SOURCE EXCERPT:
Spanish has been the language of instruction in Puerto Rican schools in all grades since 1947; English is taught as a second language. The free migration policy has been in force since 1917. United States v. County Board of Elections, 248 F. Supp. 316, 319 (W.D.N.Y. 1965), appeal dismissed for lack of jurisdiction, 383 U.S. 575, 86 S.Ct. 1077, 16 L.Ed.2d 107 (1966).
A study by a city agency reports that the Spanish-speaking population of Chicago was 247,343 in 1970. Of those, about half were Puerto Rican; the rest were Mexican-Americans. Chicago Sun-Times, Dec. 9, 1973, at 56, col. 1.
Congress responded to the inequities caused by literacy tests by outlawing them in states with low percentages of registrants or voters. Voting Rights Act of 1965, 42 U.S.C. § 1973 et seq. In the same act, Congress buttressed the right of Puerto Ricans to vote in the following language:
Apparently this section applies only to persons educated in Puerto Rico. Katzenbach v. Morgan, 384 U.S. 641, 645 n. 3, 86 S.Ct. 1717, 16 L.Ed.2d 828 (1966).
Congress hereby declares that to secure the rights under the fourteenth amendment of persons educated in American-flag schools in which the predominant classroom language was other than English, it is necessary to prohibit the States from conditioning the right to vote of such persons on ability to read, write, understand, or interpret any matter in the English language.
42 U.S.C. § 1973b(e)(1). The Supreme Court upheld the constitutionality of this provision in Katzenbach v. Morgan, 384 U.S. 641, 86 S.Ct. 1717, 16 L.Ed.2d 828 (1966).
Section 4(e)(2) of the 1965 act allows the states with valid literacy tests to continue using them, but prevents their application to any person who completed sixth grade (or whatever grade is presumptive of literacy under the state law) in a Puerto Rican public school. The 1970 amendment extends the ban on literacy tests to all states until August 6, 1975. 42 U.S.C. § 1973aa. This provision was upheld in Oregon v. Mitchell, 400 U.S. 112, 91 S.Ct. 260, 27 L.Ed.2d 272 (1970). The combined effect of the 1965 act and the 1970 amendment is to prohibit the states from conditioning the right to vote of persons who attended any number of years of school in Puerto Rico on their ability to read or understand the English language.
The meaning of "the right to vote" is the critical analysis in this case. Defendants believe it is the right to enter a voting booth and cast a ballot. Plaintiffs urge a broader definition of "the right to vote," based on several three-judge-court cases involving illiterate voters. In Garza v. Smith, 320 F. Supp. 131 (W.D.Tex. 1970), vacated and remanded for appeal to 5th Circuit, 401 U.S. 1006, 91 S.Ct. 1257, 28 L.Ed.2d 542, appeal dismissed for lack of jurisdiction, 450 F.2d 790 (5th Cir. 1971), the court rejected a narrow definition of "the right to vote." It "additionally includes the right to be informed as to which mark on the ballot, or lever on the voting machine, will effectuate the voter's political choice." 320 F. Supp. at 136. The court found a denial of equal protection in a statute which allowed assistance to blind or physically infirm voters, but denied it to illiterates. An illiterate voter can only perform an empty ritual if he does not have "the right to be informed of the effect that a given physical act of voting will produce." 320 F. Supp. at 137.

TASKS AND EXERCISES:
1. In the voting rights excerpt, transcribe the passage that begins at the words "Congress responded to" and stops after "3, 86 S.Ct. 1717, 16 L.Ed.2d 828 (1966).".
2. Condense the paragraph of the voting rights excerpt that opens with "Section 4(e)(2) of the 1965 act" into a short bulleted list that keeps its main facts.

COLLECTED DATA:
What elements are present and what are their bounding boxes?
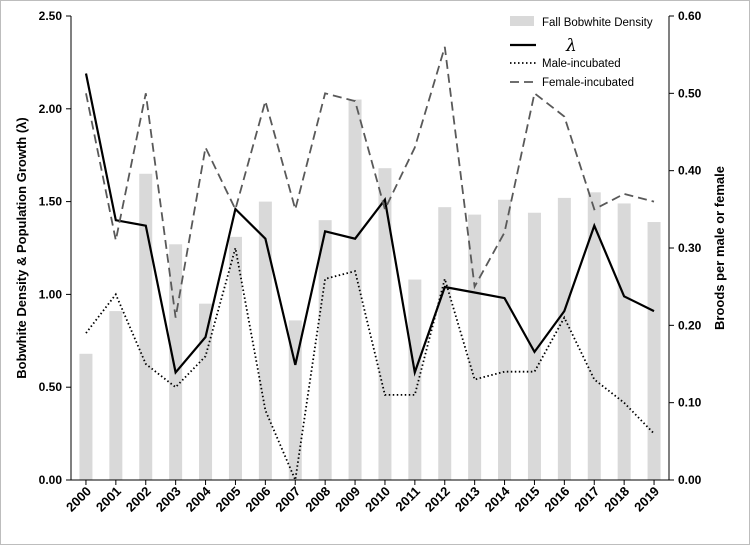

TASK-BY-TASK ANSWERS:
1.
Congress responded to the inequities caused by literacy tests by outlawing them in states with low percentages of registrants or voters. Voting Rights Act of 1965, 42 U.S.C. § 1973 et seq. In the same act, Congress buttressed the right of Puerto Ricans to vote in the following language:
Apparently this section applies only to persons educated in Puerto Rico. Katzenbach v. Morgan, 384 U.S. 641, 645 n. 3, 86 S.Ct. 1717, 16 L.Ed.2d 828 (1966).

2.
- Section 4(e)(2) of the 1965 act lets states with valid literacy tests keep using them. It bars applying them to anyone who completed sixth grade, or the grade presumptive of literacy under state law, in a Puerto Rican public school.
- The 1970 amendment extends the ban on literacy tests to all states until August 6, 1975 (42 U.S.C. § 1973aa).
- Oregon v. Mitchell upheld this provision in 1970.
- Together, the 1965 act and the 1970 amendment bar states from conditioning the right to vote of people who attended any number of years of school in Puerto Rico on their ability to read or understand English.